WHAT IS NEEDED
Transcribe all the entries word for word, omitting any pictures they contain.

Data items
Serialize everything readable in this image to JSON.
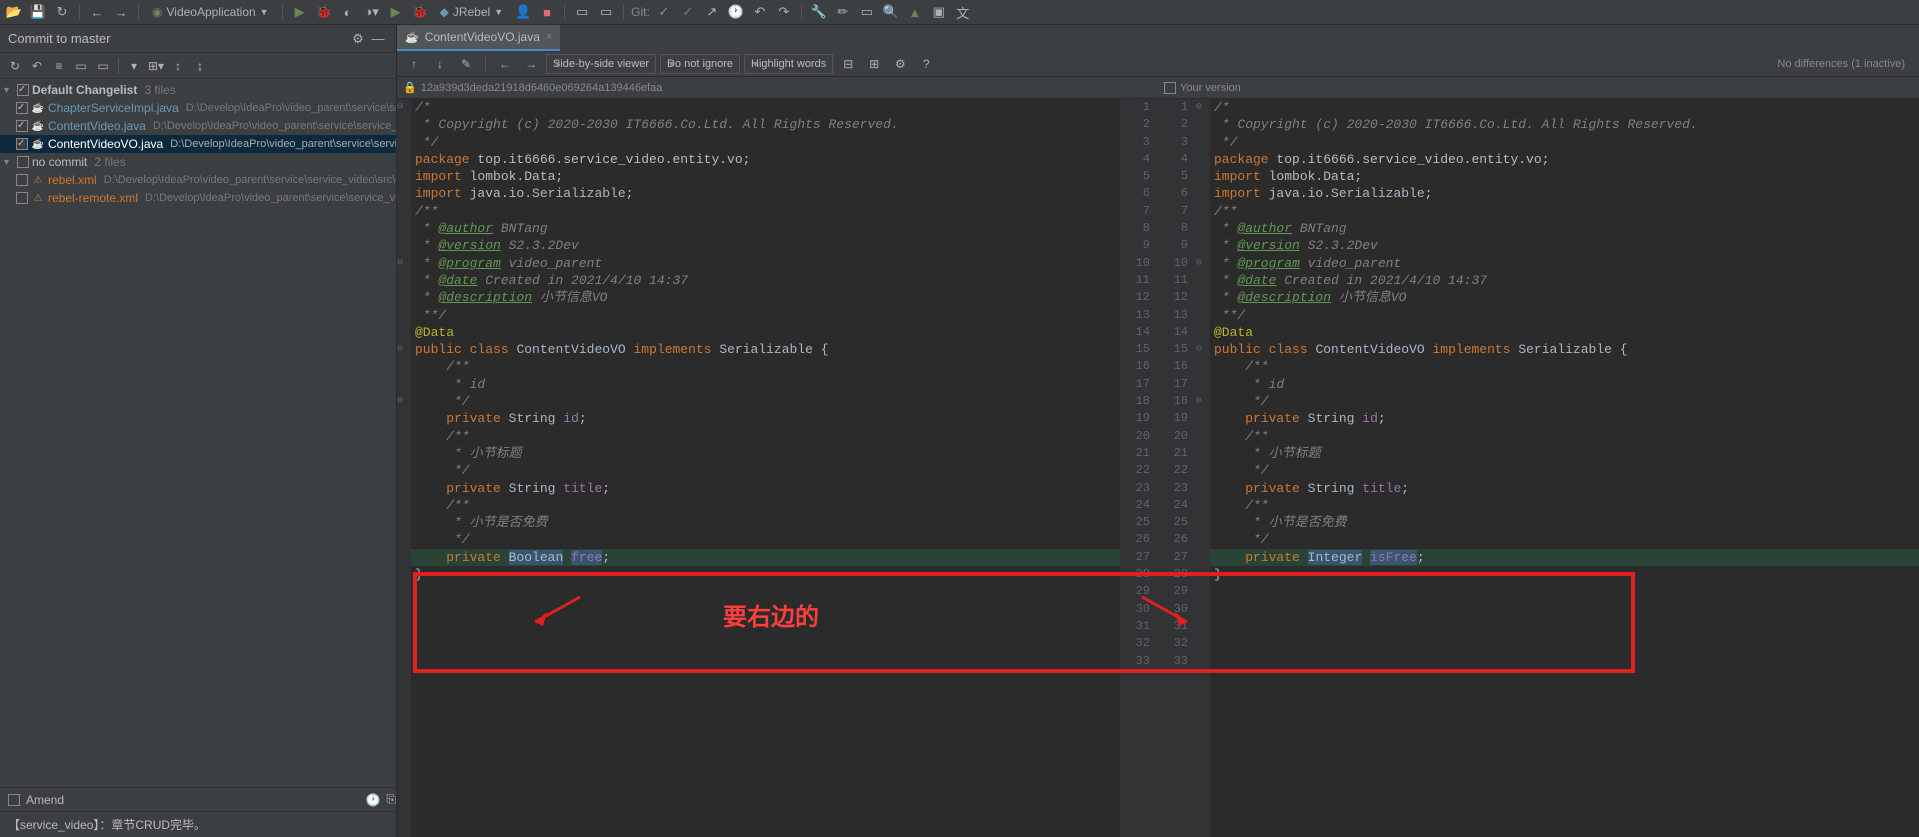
{
  "toolbar": {
    "run_config": "VideoApplication",
    "jrebel": "JRebel",
    "git_label": "Git:"
  },
  "commit_panel": {
    "title": "Commit to master",
    "changelist_default": "Default Changelist",
    "changelist_default_count": "3 files",
    "no_commit": "no commit",
    "no_commit_count": "2 files",
    "files": [
      {
        "name": "ChapterServiceImpl.java",
        "path": "D:\\Develop\\IdeaPro\\video_parent\\service\\service_vid..."
      },
      {
        "name": "ContentVideo.java",
        "path": "D:\\Develop\\IdeaPro\\video_parent\\service\\service_vid..."
      },
      {
        "name": "ContentVideoVO.java",
        "path": "D:\\Develop\\IdeaPro\\video_parent\\service\\service..."
      }
    ],
    "nocommit_files": [
      {
        "name": "rebel.xml",
        "path": "D:\\Develop\\IdeaPro\\video_parent\\service\\service_video\\src\\m..."
      },
      {
        "name": "rebel-remote.xml",
        "path": "D:\\Develop\\IdeaPro\\video_parent\\service\\service_vid..."
      }
    ],
    "amend": "Amend",
    "commit_msg": "【service_video】：章节CRUD完毕。"
  },
  "editor": {
    "tab": "ContentVideoVO.java"
  },
  "diff": {
    "viewer_mode": "Side-by-side viewer",
    "ignore_mode": "Do not ignore",
    "highlight_mode": "Highlight words",
    "status": "No differences (1 inactive)",
    "commit_hash": "12a939d3deda21918d6460e069264a139446efaa",
    "your_version": "Your version"
  },
  "code": {
    "lines": [
      "/*",
      " * Copyright (c) 2020-2030 IT6666.Co.Ltd. All Rights Reserved.",
      " */",
      "package top.it6666.service_video.entity.vo;",
      "",
      "import lombok.Data;",
      "",
      "import java.io.Serializable;",
      "",
      "/**",
      " * @author BNTang",
      " * @version S2.3.2Dev",
      " * @program video_parent",
      " * @date Created in 2021/4/10 14:37",
      " * @description 小节信息VO",
      " **/",
      "@Data",
      "public class ContentVideoVO implements Serializable {",
      "    /**",
      "     * id",
      "     */",
      "    private String id;",
      "",
      "    /**",
      "     * 小节标题",
      "     */",
      "    private String title;",
      "",
      "    /**",
      "     * 小节是否免费",
      "     */",
      "    private Boolean free;",
      "}"
    ],
    "right_diff_line": "    private Integer isFree;"
  },
  "annotation": {
    "text": "要右边的"
  }
}
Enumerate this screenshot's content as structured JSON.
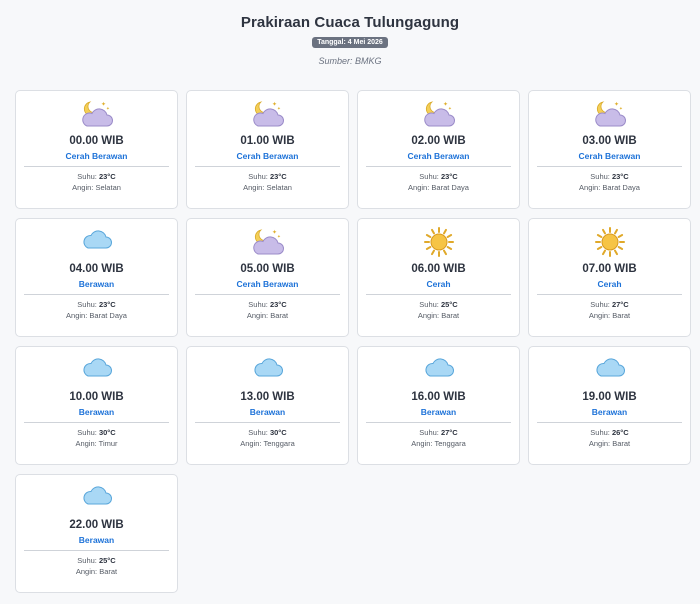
{
  "header": {
    "title": "Prakiraan Cuaca Tulungagung",
    "date": "Tanggal: 4 Mei 2026",
    "source": "Sumber: BMKG"
  },
  "labels": {
    "suhu": "Suhu:",
    "angin": "Angin:"
  },
  "forecasts": [
    {
      "time": "00.00 WIB",
      "condition": "Cerah Berawan",
      "icon": "moon-cloud-icon",
      "temp": "23°C",
      "wind": "Selatan"
    },
    {
      "time": "01.00 WIB",
      "condition": "Cerah Berawan",
      "icon": "moon-cloud-icon",
      "temp": "23°C",
      "wind": "Selatan"
    },
    {
      "time": "02.00 WIB",
      "condition": "Cerah Berawan",
      "icon": "moon-cloud-icon",
      "temp": "23°C",
      "wind": "Barat Daya"
    },
    {
      "time": "03.00 WIB",
      "condition": "Cerah Berawan",
      "icon": "moon-cloud-icon",
      "temp": "23°C",
      "wind": "Barat Daya"
    },
    {
      "time": "04.00 WIB",
      "condition": "Berawan",
      "icon": "cloud-icon",
      "temp": "23°C",
      "wind": "Barat Daya"
    },
    {
      "time": "05.00 WIB",
      "condition": "Cerah Berawan",
      "icon": "moon-cloud-icon",
      "temp": "23°C",
      "wind": "Barat"
    },
    {
      "time": "06.00 WIB",
      "condition": "Cerah",
      "icon": "sun-icon",
      "temp": "25°C",
      "wind": "Barat"
    },
    {
      "time": "07.00 WIB",
      "condition": "Cerah",
      "icon": "sun-icon",
      "temp": "27°C",
      "wind": "Barat"
    },
    {
      "time": "10.00 WIB",
      "condition": "Berawan",
      "icon": "cloud-icon",
      "temp": "30°C",
      "wind": "Timur"
    },
    {
      "time": "13.00 WIB",
      "condition": "Berawan",
      "icon": "cloud-icon",
      "temp": "30°C",
      "wind": "Tenggara"
    },
    {
      "time": "16.00 WIB",
      "condition": "Berawan",
      "icon": "cloud-icon",
      "temp": "27°C",
      "wind": "Tenggara"
    },
    {
      "time": "19.00 WIB",
      "condition": "Berawan",
      "icon": "cloud-icon",
      "temp": "26°C",
      "wind": "Barat"
    },
    {
      "time": "22.00 WIB",
      "condition": "Berawan",
      "icon": "cloud-icon",
      "temp": "25°C",
      "wind": "Barat"
    }
  ],
  "colors": {
    "accent": "#1d72d8",
    "cloud": "#a9d8f5",
    "night_cloud": "#c8bce8",
    "sun": "#f6c445",
    "moon": "#f4cf57"
  }
}
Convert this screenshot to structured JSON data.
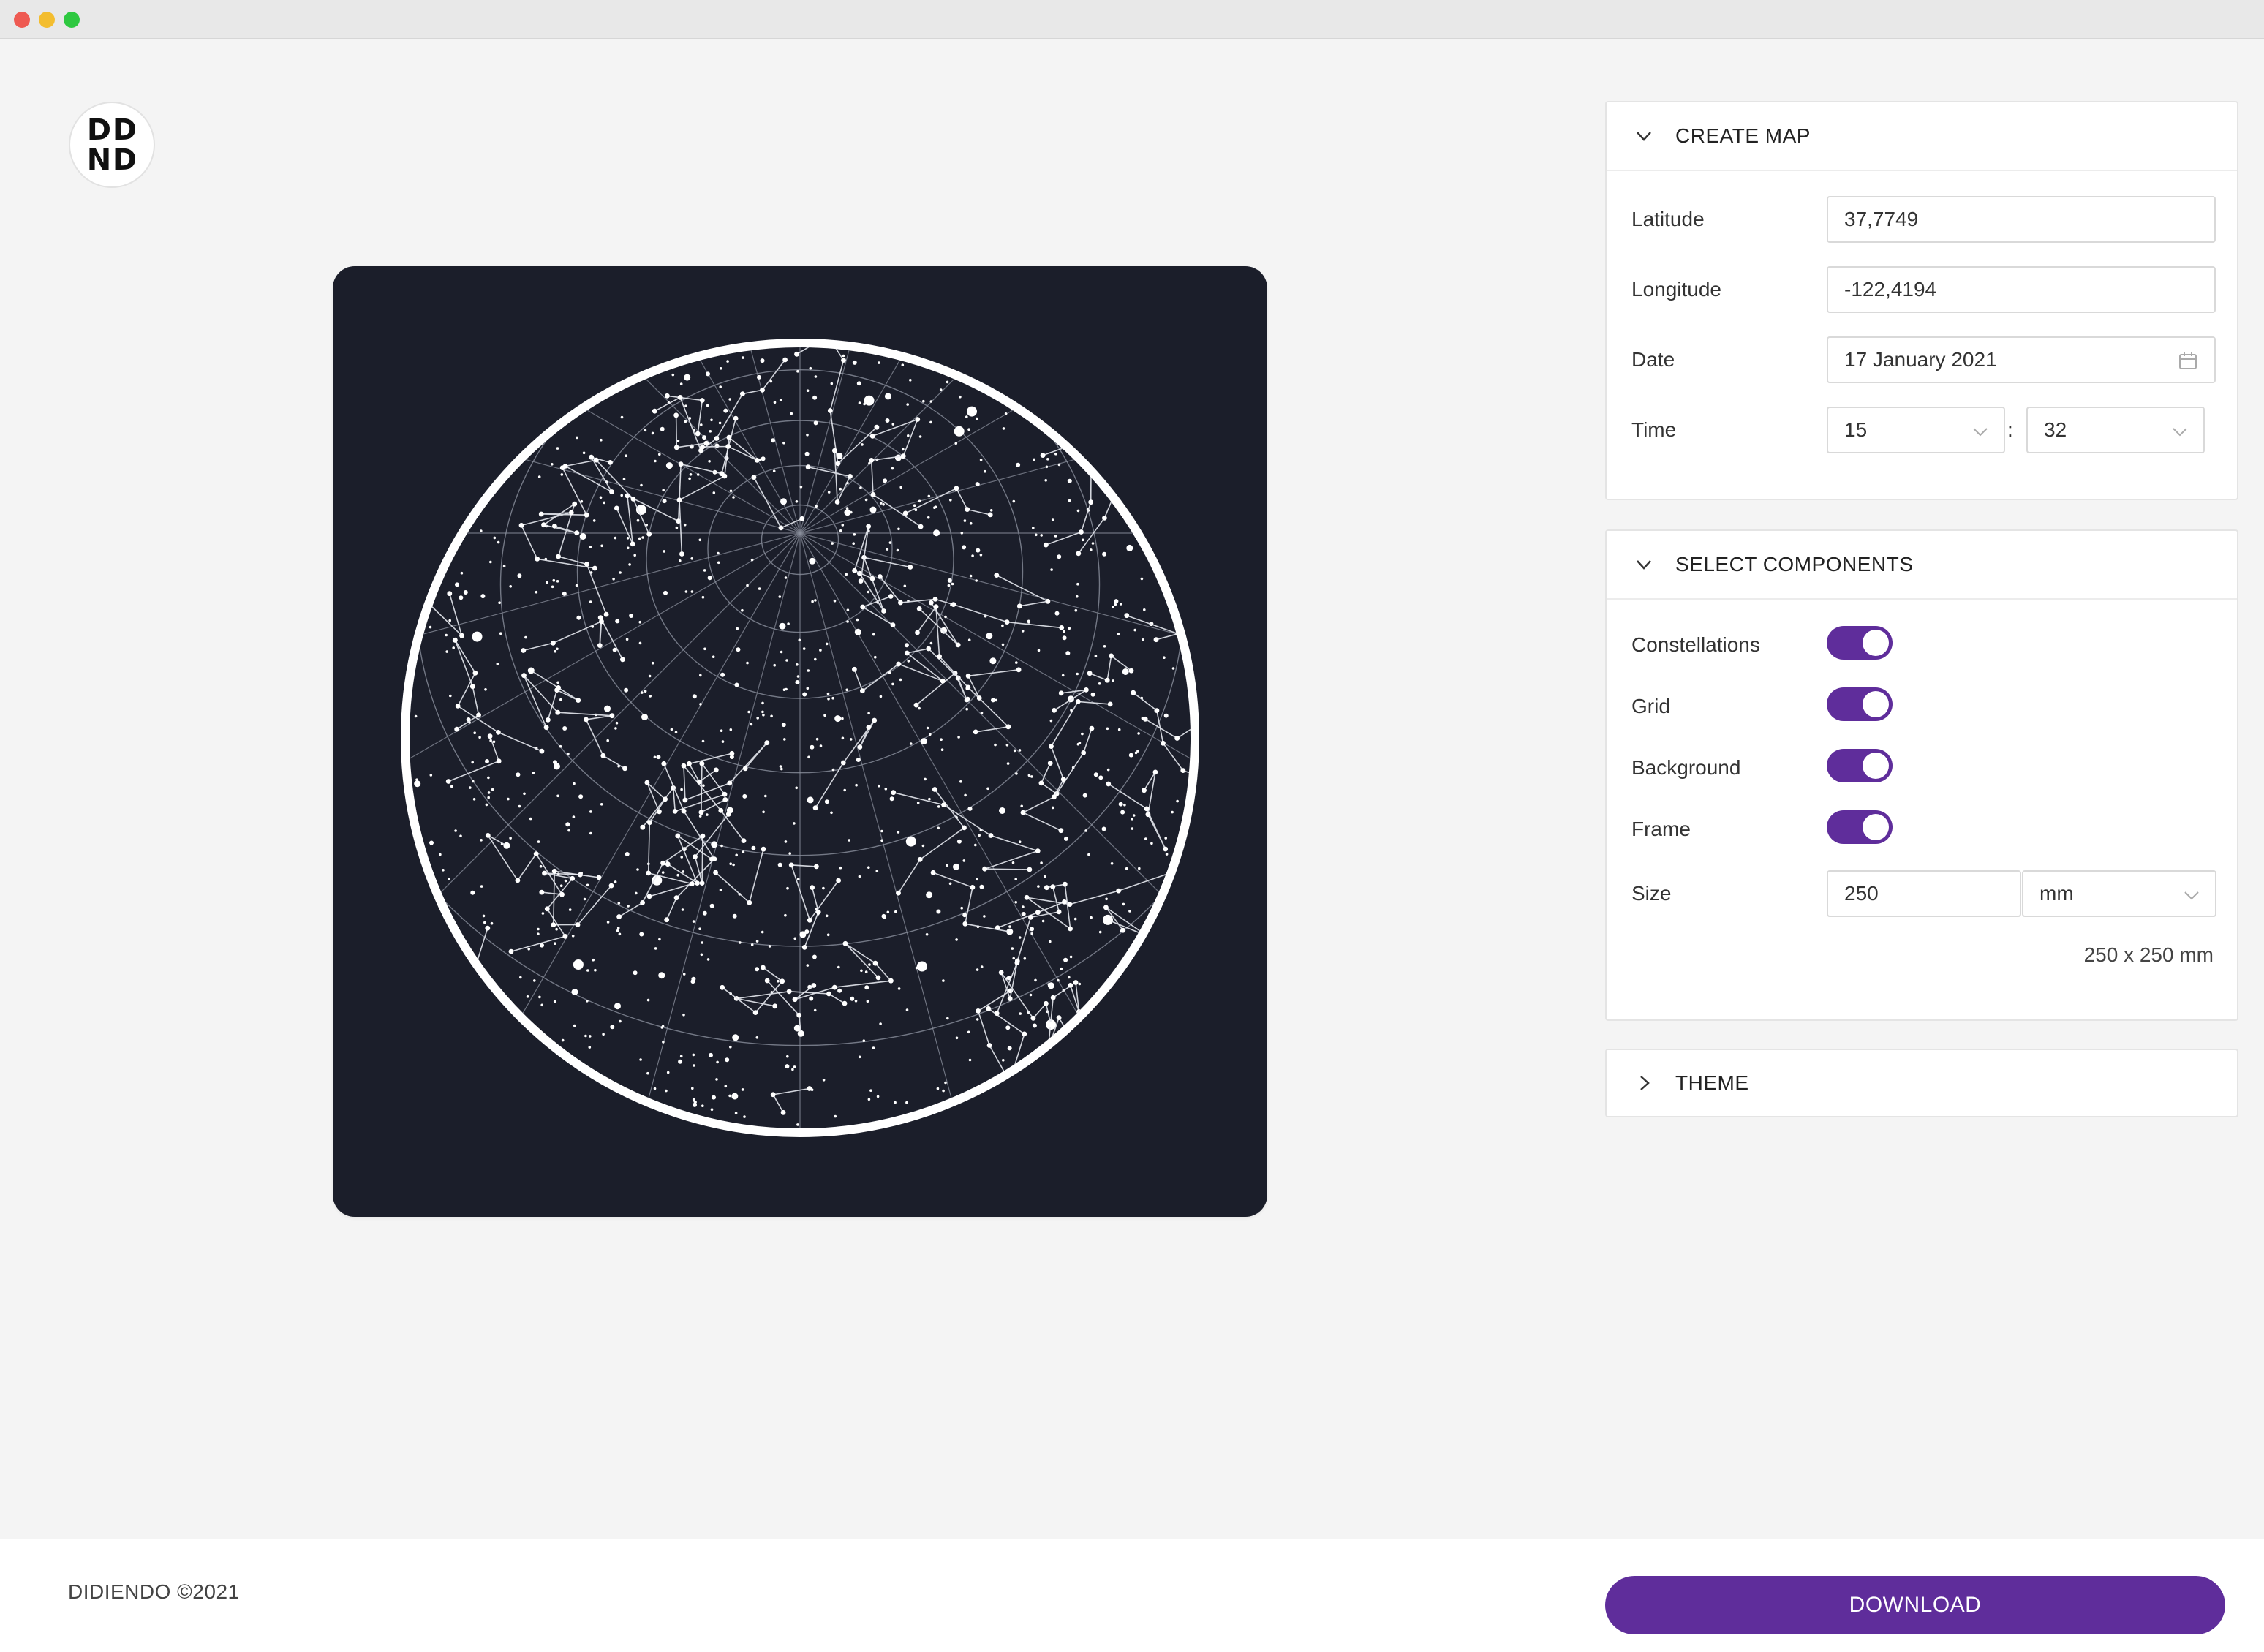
{
  "window": {
    "controls": [
      "close",
      "minimize",
      "maximize"
    ]
  },
  "logo": {
    "letters": [
      "D",
      "D",
      "N",
      "D"
    ]
  },
  "map_preview": {
    "background_color": "#1b1e2a",
    "frame_color": "#ffffff",
    "shows": [
      "constellations",
      "grid",
      "stars",
      "frame"
    ]
  },
  "create_map": {
    "title": "CREATE MAP",
    "expanded": true,
    "latitude": {
      "label": "Latitude",
      "value": "37,7749"
    },
    "longitude": {
      "label": "Longitude",
      "value": "-122,4194"
    },
    "date": {
      "label": "Date",
      "value": "17 January 2021",
      "icon": "calendar-icon"
    },
    "time": {
      "label": "Time",
      "hour": "15",
      "separator": ":",
      "minute": "32"
    }
  },
  "select_components": {
    "title": "SELECT COMPONENTS",
    "expanded": true,
    "toggles": [
      {
        "label": "Constellations",
        "on": true
      },
      {
        "label": "Grid",
        "on": true
      },
      {
        "label": "Background",
        "on": true
      },
      {
        "label": "Frame",
        "on": true
      }
    ],
    "size": {
      "label": "Size",
      "value": "250",
      "unit": "mm",
      "summary": "250 x 250 mm"
    }
  },
  "theme": {
    "title": "THEME",
    "expanded": false
  },
  "footer": {
    "copyright": "DIDIENDO ©2021",
    "download_label": "DOWNLOAD"
  },
  "colors": {
    "accent": "#5f2d9b",
    "page_bg": "#f4f4f4",
    "panel_bg": "#ffffff"
  }
}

RESULT OF THE EXERCISE
Serialize everything readable in this image to JSON.
{
  "toolbar": {
    "run_config": "VideoApplication",
    "jrebel": "JRebel",
    "git_label": "Git:"
  },
  "commit_panel": {
    "title": "Commit to master",
    "changelist_default": "Default Changelist",
    "changelist_default_count": "3 files",
    "no_commit": "no commit",
    "no_commit_count": "2 files",
    "files": [
      {
        "name": "ChapterServiceImpl.java",
        "path": "D:\\Develop\\IdeaPro\\video_parent\\service\\service_vid..."
      },
      {
        "name": "ContentVideo.java",
        "path": "D:\\Develop\\IdeaPro\\video_parent\\service\\service_vid..."
      },
      {
        "name": "ContentVideoVO.java",
        "path": "D:\\Develop\\IdeaPro\\video_parent\\service\\service..."
      }
    ],
    "nocommit_files": [
      {
        "name": "rebel.xml",
        "path": "D:\\Develop\\IdeaPro\\video_parent\\service\\service_video\\src\\m..."
      },
      {
        "name": "rebel-remote.xml",
        "path": "D:\\Develop\\IdeaPro\\video_parent\\service\\service_vid..."
      }
    ],
    "amend": "Amend",
    "commit_msg": "【service_video】：章节CRUD完毕。"
  },
  "editor": {
    "tab": "ContentVideoVO.java"
  },
  "diff": {
    "viewer_mode": "Side-by-side viewer",
    "ignore_mode": "Do not ignore",
    "highlight_mode": "Highlight words",
    "status": "No differences (1 inactive)",
    "commit_hash": "12a939d3deda21918d6460e069264a139446efaa",
    "your_version": "Your version"
  },
  "code": {
    "lines": [
      "/*",
      " * Copyright (c) 2020-2030 IT6666.Co.Ltd. All Rights Reserved.",
      " */",
      "package top.it6666.service_video.entity.vo;",
      "",
      "import lombok.Data;",
      "",
      "import java.io.Serializable;",
      "",
      "/**",
      " * @author BNTang",
      " * @version S2.3.2Dev",
      " * @program video_parent",
      " * @date Created in 2021/4/10 14:37",
      " * @description 小节信息VO",
      " **/",
      "@Data",
      "public class ContentVideoVO implements Serializable {",
      "    /**",
      "     * id",
      "     */",
      "    private String id;",
      "",
      "    /**",
      "     * 小节标题",
      "     */",
      "    private String title;",
      "",
      "    /**",
      "     * 小节是否免费",
      "     */",
      "    private Boolean free;",
      "}"
    ],
    "right_diff_line": "    private Integer isFree;"
  },
  "annotation": {
    "text": "要右边的"
  }
}
Enumerate this screenshot's content as structured JSON.
{
  "header": {
    "title": "Prakiraan Cuaca Tulungagung",
    "date": "Tanggal: 4 Mei 2026",
    "source": "Sumber: BMKG"
  },
  "labels": {
    "suhu": "Suhu:",
    "angin": "Angin:"
  },
  "forecasts": [
    {
      "time": "00.00 WIB",
      "condition": "Cerah Berawan",
      "icon": "moon-cloud-icon",
      "temp": "23°C",
      "wind": "Selatan"
    },
    {
      "time": "01.00 WIB",
      "condition": "Cerah Berawan",
      "icon": "moon-cloud-icon",
      "temp": "23°C",
      "wind": "Selatan"
    },
    {
      "time": "02.00 WIB",
      "condition": "Cerah Berawan",
      "icon": "moon-cloud-icon",
      "temp": "23°C",
      "wind": "Barat Daya"
    },
    {
      "time": "03.00 WIB",
      "condition": "Cerah Berawan",
      "icon": "moon-cloud-icon",
      "temp": "23°C",
      "wind": "Barat Daya"
    },
    {
      "time": "04.00 WIB",
      "condition": "Berawan",
      "icon": "cloud-icon",
      "temp": "23°C",
      "wind": "Barat Daya"
    },
    {
      "time": "05.00 WIB",
      "condition": "Cerah Berawan",
      "icon": "moon-cloud-icon",
      "temp": "23°C",
      "wind": "Barat"
    },
    {
      "time": "06.00 WIB",
      "condition": "Cerah",
      "icon": "sun-icon",
      "temp": "25°C",
      "wind": "Barat"
    },
    {
      "time": "07.00 WIB",
      "condition": "Cerah",
      "icon": "sun-icon",
      "temp": "27°C",
      "wind": "Barat"
    },
    {
      "time": "10.00 WIB",
      "condition": "Berawan",
      "icon": "cloud-icon",
      "temp": "30°C",
      "wind": "Timur"
    },
    {
      "time": "13.00 WIB",
      "condition": "Berawan",
      "icon": "cloud-icon",
      "temp": "30°C",
      "wind": "Tenggara"
    },
    {
      "time": "16.00 WIB",
      "condition": "Berawan",
      "icon": "cloud-icon",
      "temp": "27°C",
      "wind": "Tenggara"
    },
    {
      "time": "19.00 WIB",
      "condition": "Berawan",
      "icon": "cloud-icon",
      "temp": "26°C",
      "wind": "Barat"
    },
    {
      "time": "22.00 WIB",
      "condition": "Berawan",
      "icon": "cloud-icon",
      "temp": "25°C",
      "wind": "Barat"
    }
  ],
  "colors": {
    "accent": "#1d72d8",
    "cloud": "#a9d8f5",
    "night_cloud": "#c8bce8",
    "sun": "#f6c445",
    "moon": "#f4cf57"
  }
}
Convert this screenshot to structured JSON data.
{
  "window": {
    "controls": [
      "close",
      "minimize",
      "maximize"
    ]
  },
  "logo": {
    "letters": [
      "D",
      "D",
      "N",
      "D"
    ]
  },
  "map_preview": {
    "background_color": "#1b1e2a",
    "frame_color": "#ffffff",
    "shows": [
      "constellations",
      "grid",
      "stars",
      "frame"
    ]
  },
  "create_map": {
    "title": "CREATE MAP",
    "expanded": true,
    "latitude": {
      "label": "Latitude",
      "value": "37,7749"
    },
    "longitude": {
      "label": "Longitude",
      "value": "-122,4194"
    },
    "date": {
      "label": "Date",
      "value": "17 January 2021",
      "icon": "calendar-icon"
    },
    "time": {
      "label": "Time",
      "hour": "15",
      "separator": ":",
      "minute": "32"
    }
  },
  "select_components": {
    "title": "SELECT COMPONENTS",
    "expanded": true,
    "toggles": [
      {
        "label": "Constellations",
        "on": true
      },
      {
        "label": "Grid",
        "on": true
      },
      {
        "label": "Background",
        "on": true
      },
      {
        "label": "Frame",
        "on": true
      }
    ],
    "size": {
      "label": "Size",
      "value": "250",
      "unit": "mm",
      "summary": "250 x 250 mm"
    }
  },
  "theme": {
    "title": "THEME",
    "expanded": false
  },
  "footer": {
    "copyright": "DIDIENDO ©2021",
    "download_label": "DOWNLOAD"
  },
  "colors": {
    "accent": "#5f2d9b",
    "page_bg": "#f4f4f4",
    "panel_bg": "#ffffff"
  }
}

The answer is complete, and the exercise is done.